**Extrait de page:**
Le vêtement de pourpre était une distinction princière chez les Perses et les Mèdes (Esther 8.15). Dans l’antiquité, Babylone était célèbre, à l’égal de Tyr, par ses étoffes de pourpre (Ézéchiel 27.24 ; Josué 7.21).
Une chaîne d’or : signe de faveur royale (Genèse 41.42).
En troisième. Pourquoi le troisième et non le second, comme dans les cas semblables Genèse 41.40 ; Esther 10.3 ? Ce trait curieux ne s’explique que par le fait qu’il y avait alors deux souverains dans le royaume, Naboned et Belsatsar.
Alors tous les sages du roi entrèrent. Comme d’après le verset 7, Belsatsar leur avait déjà parlé, cette tournure particulière aux langues orientales doit être comprise dans ce sens : tous les sages étant donc entrés, ils ne purent, etc.

**Données enregistrées:**
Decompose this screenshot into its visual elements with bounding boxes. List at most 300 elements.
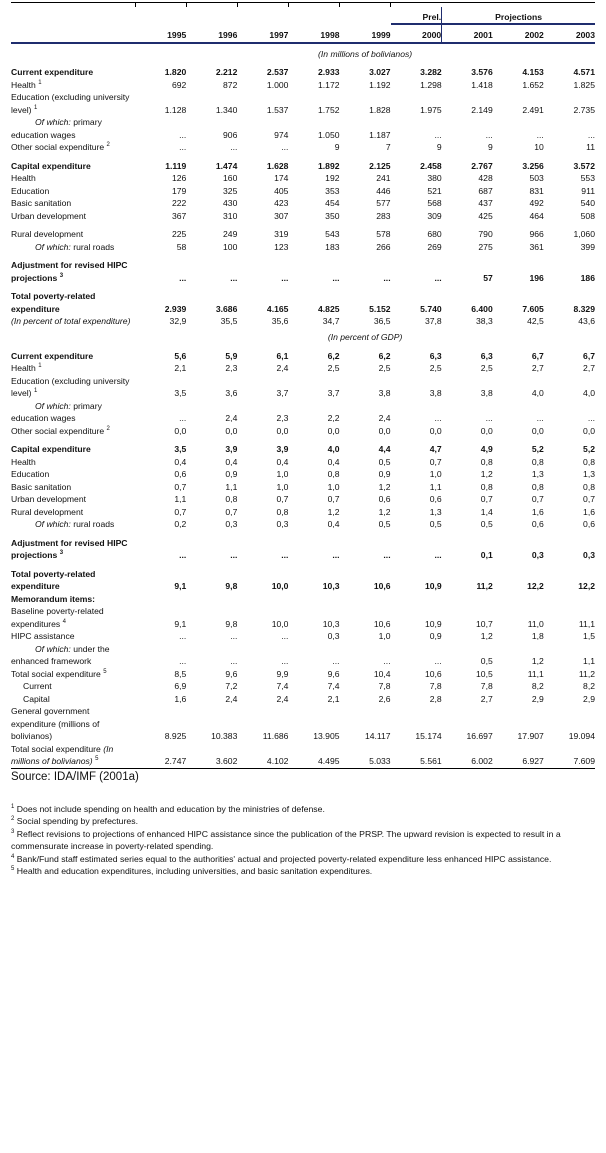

**Tâches proposées:**
[1] Condensez en une ou deux phrases le paragraphe de l'extrait de page qui commence par « En troisième. Pourquoi le troisième », sans en perdre les faits principaux.
[2] Transcrivez sans modification, depuis l'extrait de page, le passage allant de « Alors tous les » jusqu'à « ne purent, etc. ».

**Réponses attendues:**
[1] Le rang de troisième, et non de second comme en Genèse 41.40 et Esther 10.3, s'explique uniquement par la présence de deux souverains dans le royaume : Naboned et Belsatsar.

[2]
Alors tous les sages du roi entrèrent. Comme d’après le verset 7, Belsatsar leur avait déjà parlé, cette tournure particulière aux langues orientales doit être comprise dans ce sens : tous les sages étant donc entrés, ils ne purent, etc.